### THE PROBLEM
Your answer should consist of the lines below that hold the word "Alsterdorfer".

---- PROVIDED DATA

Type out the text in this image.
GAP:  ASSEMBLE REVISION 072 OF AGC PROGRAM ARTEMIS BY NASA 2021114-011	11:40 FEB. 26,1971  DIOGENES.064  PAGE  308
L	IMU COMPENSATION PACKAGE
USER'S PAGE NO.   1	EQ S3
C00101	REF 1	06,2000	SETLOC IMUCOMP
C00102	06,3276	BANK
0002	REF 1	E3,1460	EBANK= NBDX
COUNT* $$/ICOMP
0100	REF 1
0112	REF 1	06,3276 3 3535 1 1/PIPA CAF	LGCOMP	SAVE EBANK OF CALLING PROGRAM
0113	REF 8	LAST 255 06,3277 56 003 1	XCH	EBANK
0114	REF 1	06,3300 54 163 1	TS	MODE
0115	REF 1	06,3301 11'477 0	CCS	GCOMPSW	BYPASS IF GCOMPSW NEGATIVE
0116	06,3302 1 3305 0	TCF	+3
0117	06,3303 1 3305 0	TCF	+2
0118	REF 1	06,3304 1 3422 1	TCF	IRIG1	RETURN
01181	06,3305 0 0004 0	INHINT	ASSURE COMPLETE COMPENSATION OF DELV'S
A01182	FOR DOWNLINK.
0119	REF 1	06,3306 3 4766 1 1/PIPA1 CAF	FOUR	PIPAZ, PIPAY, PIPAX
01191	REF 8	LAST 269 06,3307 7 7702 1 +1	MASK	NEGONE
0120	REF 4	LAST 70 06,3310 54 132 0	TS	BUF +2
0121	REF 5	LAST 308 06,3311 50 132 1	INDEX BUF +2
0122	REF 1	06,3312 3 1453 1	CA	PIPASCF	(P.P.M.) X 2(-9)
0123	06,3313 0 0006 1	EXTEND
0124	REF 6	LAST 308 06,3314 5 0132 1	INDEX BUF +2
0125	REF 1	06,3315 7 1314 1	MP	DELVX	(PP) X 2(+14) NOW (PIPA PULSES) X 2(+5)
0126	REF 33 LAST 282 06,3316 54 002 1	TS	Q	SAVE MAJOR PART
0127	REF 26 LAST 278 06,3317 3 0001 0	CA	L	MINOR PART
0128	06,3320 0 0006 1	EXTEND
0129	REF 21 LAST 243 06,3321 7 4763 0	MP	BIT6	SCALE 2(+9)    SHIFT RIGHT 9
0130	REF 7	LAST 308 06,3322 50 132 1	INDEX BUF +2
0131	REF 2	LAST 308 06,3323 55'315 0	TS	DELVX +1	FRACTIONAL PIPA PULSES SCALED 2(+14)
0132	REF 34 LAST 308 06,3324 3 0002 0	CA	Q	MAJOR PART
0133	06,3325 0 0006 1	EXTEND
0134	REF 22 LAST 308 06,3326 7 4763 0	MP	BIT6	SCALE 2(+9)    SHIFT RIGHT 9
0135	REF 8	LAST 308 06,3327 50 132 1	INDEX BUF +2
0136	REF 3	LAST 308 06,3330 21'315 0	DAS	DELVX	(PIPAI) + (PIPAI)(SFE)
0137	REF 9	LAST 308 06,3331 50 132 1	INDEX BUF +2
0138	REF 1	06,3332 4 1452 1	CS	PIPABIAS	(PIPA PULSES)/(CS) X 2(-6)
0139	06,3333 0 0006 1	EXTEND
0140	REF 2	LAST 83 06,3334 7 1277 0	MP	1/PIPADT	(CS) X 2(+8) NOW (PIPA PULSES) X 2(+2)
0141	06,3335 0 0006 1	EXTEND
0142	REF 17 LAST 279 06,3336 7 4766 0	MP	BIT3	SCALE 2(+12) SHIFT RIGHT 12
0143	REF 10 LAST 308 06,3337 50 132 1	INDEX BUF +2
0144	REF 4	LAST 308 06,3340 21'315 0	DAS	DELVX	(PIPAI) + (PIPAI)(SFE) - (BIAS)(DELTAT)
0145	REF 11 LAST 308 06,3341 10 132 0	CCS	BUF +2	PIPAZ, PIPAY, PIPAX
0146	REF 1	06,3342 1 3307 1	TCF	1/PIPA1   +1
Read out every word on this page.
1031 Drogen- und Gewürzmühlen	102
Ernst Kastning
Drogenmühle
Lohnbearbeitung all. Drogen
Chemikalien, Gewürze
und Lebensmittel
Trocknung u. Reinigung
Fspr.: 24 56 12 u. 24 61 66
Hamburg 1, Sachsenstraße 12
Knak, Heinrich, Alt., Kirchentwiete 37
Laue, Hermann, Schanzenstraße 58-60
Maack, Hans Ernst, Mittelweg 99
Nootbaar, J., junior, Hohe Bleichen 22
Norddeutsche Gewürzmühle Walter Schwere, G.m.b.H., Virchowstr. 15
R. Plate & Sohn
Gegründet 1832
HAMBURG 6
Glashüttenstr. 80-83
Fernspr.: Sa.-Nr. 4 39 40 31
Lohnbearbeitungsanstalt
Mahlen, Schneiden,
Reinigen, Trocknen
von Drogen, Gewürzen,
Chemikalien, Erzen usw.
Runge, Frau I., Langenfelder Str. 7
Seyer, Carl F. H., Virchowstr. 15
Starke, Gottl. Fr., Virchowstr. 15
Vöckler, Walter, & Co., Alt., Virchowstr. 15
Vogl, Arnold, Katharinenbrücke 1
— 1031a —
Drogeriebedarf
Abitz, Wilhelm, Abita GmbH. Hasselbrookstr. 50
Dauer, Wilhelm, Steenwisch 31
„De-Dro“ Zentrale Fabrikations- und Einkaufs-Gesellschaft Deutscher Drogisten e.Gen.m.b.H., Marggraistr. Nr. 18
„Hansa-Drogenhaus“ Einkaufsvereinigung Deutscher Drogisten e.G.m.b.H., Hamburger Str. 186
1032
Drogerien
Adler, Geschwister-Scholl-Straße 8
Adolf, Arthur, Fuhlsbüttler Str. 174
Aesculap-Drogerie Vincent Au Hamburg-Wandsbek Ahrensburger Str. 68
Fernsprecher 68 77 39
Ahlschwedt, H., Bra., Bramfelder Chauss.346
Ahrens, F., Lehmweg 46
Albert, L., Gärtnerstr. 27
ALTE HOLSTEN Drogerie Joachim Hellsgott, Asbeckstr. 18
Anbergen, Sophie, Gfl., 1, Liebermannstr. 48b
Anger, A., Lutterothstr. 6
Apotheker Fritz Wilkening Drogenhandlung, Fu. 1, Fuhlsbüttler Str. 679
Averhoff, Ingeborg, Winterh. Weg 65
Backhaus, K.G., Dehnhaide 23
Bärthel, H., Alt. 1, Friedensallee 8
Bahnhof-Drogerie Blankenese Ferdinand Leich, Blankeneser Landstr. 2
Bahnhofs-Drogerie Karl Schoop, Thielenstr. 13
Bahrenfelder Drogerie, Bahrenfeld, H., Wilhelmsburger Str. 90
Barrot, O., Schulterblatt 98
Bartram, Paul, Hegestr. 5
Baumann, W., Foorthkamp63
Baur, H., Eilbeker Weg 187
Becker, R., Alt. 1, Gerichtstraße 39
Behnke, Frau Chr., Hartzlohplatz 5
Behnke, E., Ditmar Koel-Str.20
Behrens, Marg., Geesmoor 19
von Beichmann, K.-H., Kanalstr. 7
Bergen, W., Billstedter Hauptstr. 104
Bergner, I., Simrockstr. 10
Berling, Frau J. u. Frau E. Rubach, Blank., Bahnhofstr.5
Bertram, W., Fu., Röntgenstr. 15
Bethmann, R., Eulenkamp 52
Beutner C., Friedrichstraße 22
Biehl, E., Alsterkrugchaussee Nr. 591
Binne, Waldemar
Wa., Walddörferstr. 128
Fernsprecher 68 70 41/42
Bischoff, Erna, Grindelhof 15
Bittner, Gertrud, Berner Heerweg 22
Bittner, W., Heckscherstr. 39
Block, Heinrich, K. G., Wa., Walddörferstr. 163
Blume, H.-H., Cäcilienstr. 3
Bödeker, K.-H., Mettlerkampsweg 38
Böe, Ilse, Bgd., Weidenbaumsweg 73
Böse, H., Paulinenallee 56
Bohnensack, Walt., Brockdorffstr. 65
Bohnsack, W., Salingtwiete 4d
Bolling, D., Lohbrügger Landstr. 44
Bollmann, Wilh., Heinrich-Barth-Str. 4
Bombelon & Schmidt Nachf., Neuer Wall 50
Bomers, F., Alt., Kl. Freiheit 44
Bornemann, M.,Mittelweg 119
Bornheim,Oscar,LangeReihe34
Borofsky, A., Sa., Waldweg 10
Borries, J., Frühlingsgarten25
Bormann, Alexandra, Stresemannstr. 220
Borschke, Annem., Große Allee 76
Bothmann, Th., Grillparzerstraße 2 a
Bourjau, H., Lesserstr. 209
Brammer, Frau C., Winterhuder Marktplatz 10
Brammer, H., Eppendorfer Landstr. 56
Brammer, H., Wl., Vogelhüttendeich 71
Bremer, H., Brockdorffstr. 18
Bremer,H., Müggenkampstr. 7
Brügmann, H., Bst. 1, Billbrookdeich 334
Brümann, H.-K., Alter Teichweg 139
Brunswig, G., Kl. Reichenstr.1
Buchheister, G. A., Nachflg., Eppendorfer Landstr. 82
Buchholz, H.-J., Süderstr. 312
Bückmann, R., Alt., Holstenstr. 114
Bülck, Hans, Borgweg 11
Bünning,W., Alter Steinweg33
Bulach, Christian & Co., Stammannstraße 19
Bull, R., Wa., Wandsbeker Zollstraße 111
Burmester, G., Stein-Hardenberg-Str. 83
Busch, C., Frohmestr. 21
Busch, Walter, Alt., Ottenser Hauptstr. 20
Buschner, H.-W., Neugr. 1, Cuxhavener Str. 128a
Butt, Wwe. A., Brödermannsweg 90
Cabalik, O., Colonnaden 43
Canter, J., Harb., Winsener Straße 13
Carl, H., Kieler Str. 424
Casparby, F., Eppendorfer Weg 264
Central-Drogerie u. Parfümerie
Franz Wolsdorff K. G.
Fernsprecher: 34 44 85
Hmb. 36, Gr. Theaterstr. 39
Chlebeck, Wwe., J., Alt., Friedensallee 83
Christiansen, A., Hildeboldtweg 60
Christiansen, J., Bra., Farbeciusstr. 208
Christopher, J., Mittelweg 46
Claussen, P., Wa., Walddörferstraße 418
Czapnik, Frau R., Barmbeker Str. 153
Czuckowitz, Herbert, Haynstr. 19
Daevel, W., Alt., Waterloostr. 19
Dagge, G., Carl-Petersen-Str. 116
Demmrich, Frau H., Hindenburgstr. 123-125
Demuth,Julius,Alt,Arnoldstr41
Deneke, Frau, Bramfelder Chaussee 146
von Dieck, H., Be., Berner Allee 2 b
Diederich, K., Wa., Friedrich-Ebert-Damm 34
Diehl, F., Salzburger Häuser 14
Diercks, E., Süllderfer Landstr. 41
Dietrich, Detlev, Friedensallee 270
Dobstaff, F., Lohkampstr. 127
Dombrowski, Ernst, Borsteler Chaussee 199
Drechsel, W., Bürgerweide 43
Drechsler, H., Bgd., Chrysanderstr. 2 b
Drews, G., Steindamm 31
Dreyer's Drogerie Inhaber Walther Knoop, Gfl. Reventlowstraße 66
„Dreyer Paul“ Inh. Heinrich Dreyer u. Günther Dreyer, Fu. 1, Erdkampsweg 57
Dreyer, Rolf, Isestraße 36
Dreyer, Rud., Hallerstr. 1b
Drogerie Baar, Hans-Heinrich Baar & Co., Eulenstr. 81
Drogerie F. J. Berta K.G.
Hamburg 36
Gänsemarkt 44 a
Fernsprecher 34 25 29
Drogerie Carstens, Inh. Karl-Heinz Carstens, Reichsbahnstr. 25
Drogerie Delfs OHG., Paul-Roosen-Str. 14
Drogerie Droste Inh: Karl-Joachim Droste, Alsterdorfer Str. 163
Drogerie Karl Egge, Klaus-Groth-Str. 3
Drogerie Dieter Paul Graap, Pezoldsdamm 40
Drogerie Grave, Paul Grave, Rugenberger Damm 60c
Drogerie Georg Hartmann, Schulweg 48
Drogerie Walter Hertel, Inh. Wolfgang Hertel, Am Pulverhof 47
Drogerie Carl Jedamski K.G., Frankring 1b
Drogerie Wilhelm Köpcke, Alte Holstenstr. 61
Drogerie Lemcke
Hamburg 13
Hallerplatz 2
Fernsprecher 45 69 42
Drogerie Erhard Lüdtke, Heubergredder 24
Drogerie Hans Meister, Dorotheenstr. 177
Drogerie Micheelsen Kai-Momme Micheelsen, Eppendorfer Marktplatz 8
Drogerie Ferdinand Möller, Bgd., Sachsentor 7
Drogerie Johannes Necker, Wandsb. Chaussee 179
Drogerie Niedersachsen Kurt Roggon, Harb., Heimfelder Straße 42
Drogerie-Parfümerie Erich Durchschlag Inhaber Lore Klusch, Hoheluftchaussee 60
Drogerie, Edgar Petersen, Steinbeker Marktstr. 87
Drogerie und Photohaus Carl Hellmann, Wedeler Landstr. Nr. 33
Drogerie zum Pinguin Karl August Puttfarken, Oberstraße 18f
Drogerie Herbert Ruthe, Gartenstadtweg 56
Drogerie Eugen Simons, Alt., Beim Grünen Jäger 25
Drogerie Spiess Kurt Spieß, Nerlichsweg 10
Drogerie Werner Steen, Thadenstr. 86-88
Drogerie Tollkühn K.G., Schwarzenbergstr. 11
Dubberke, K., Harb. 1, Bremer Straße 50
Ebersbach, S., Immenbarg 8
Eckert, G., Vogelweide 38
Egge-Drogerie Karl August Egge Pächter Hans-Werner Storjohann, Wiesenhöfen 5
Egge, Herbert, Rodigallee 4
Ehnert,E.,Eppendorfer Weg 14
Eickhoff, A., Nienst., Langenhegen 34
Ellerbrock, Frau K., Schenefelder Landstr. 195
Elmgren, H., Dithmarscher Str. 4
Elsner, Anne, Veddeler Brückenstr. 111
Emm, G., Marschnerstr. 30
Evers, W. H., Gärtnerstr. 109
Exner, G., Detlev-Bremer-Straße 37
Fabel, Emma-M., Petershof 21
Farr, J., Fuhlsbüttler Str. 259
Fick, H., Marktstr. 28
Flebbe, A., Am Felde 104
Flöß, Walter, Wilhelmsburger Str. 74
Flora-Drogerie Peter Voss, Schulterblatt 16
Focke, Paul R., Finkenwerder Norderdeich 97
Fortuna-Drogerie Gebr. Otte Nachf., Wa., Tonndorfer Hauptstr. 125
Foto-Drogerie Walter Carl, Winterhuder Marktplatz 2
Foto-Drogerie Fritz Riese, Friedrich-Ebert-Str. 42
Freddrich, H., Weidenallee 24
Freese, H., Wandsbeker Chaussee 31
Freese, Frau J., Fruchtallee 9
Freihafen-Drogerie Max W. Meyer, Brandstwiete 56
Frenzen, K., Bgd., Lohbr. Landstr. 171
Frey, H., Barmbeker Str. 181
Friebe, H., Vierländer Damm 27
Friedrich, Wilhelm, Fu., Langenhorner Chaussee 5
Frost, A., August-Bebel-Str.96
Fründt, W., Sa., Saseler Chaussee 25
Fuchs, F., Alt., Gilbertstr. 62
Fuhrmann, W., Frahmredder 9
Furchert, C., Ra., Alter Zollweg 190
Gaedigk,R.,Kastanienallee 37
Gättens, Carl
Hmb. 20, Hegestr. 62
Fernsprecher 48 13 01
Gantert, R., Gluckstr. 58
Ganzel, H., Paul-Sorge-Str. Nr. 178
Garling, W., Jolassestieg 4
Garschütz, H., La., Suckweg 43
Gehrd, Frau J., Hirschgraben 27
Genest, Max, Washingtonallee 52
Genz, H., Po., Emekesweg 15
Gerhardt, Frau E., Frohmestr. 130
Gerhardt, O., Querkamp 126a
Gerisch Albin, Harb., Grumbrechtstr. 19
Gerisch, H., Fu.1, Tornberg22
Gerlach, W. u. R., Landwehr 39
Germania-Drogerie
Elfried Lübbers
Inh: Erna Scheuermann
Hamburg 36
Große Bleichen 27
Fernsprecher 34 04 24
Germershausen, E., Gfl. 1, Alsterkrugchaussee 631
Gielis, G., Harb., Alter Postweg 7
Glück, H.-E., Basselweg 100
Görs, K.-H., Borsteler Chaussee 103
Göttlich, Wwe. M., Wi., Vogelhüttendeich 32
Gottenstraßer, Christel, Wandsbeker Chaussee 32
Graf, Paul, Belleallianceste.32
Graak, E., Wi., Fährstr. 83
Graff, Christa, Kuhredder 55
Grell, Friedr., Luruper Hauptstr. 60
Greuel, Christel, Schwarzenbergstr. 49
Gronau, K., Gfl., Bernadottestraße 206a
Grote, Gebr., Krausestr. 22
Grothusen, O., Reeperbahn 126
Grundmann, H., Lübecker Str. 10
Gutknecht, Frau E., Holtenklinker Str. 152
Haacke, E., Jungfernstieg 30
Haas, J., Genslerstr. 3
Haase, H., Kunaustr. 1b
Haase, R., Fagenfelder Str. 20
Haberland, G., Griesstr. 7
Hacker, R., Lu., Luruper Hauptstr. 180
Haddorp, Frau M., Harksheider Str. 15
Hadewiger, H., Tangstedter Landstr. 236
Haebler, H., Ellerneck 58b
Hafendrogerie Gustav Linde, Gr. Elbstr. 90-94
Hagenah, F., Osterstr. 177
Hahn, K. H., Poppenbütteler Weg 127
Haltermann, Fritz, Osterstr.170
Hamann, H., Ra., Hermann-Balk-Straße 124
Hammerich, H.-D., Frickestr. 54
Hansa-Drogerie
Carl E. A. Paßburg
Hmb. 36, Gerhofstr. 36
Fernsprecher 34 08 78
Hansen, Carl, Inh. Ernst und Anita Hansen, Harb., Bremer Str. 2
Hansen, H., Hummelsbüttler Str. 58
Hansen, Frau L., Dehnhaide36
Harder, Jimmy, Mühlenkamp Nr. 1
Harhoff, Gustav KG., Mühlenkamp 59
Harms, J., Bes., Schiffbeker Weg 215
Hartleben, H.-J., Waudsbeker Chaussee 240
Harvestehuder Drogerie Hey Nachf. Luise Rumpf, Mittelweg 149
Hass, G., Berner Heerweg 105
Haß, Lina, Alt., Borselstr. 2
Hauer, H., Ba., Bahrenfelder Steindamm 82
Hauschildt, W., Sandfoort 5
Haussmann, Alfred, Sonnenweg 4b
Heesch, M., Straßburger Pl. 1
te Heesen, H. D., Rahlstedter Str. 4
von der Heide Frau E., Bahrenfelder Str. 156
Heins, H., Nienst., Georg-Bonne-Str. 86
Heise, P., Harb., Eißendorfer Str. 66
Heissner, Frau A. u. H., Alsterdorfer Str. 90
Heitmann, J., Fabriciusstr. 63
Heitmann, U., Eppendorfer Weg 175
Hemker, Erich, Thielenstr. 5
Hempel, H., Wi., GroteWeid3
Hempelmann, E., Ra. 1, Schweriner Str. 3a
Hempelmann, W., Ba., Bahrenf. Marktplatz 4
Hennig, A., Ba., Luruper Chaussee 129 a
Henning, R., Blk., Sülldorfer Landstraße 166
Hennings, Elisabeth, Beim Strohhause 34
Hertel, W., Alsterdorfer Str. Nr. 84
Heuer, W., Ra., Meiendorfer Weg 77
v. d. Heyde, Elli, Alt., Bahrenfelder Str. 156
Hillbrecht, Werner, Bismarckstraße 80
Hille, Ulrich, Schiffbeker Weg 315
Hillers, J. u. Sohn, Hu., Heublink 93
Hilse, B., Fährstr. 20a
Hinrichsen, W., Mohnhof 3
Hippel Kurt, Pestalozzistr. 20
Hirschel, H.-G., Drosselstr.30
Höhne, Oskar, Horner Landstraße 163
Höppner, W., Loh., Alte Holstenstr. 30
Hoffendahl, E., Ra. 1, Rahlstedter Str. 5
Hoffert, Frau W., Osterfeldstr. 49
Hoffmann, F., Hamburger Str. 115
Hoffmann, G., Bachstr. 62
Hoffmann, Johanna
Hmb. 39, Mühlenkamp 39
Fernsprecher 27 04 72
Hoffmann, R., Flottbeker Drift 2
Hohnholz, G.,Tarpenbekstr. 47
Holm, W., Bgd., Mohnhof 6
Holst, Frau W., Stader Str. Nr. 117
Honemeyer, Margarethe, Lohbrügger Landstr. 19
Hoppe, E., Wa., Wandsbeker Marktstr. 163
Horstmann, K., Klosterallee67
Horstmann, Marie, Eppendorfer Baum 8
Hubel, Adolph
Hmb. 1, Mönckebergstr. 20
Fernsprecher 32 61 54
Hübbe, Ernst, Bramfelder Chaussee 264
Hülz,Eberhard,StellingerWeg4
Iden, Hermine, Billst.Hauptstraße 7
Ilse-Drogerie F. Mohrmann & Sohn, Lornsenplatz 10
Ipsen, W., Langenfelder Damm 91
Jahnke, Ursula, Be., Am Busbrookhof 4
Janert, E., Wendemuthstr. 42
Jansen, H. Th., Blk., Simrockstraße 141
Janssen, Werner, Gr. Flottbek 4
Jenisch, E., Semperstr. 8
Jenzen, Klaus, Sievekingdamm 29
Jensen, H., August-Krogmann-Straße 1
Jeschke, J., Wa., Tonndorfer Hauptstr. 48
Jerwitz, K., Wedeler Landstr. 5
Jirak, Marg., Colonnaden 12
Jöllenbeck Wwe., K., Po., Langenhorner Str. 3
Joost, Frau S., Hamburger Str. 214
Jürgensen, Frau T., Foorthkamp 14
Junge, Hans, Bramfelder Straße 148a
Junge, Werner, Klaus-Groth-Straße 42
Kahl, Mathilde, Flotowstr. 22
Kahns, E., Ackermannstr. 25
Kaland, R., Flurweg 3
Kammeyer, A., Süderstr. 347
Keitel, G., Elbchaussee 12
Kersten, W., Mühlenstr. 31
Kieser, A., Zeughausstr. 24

--------

### RESPONSE AREA
Drogerie Droste Inh: Karl-Joachim Droste, Alsterdorfer Str. 163
Heissner, Frau A. u. H., Alsterdorfer Str. 90
Hertel, W., Alsterdorfer Str. Nr. 84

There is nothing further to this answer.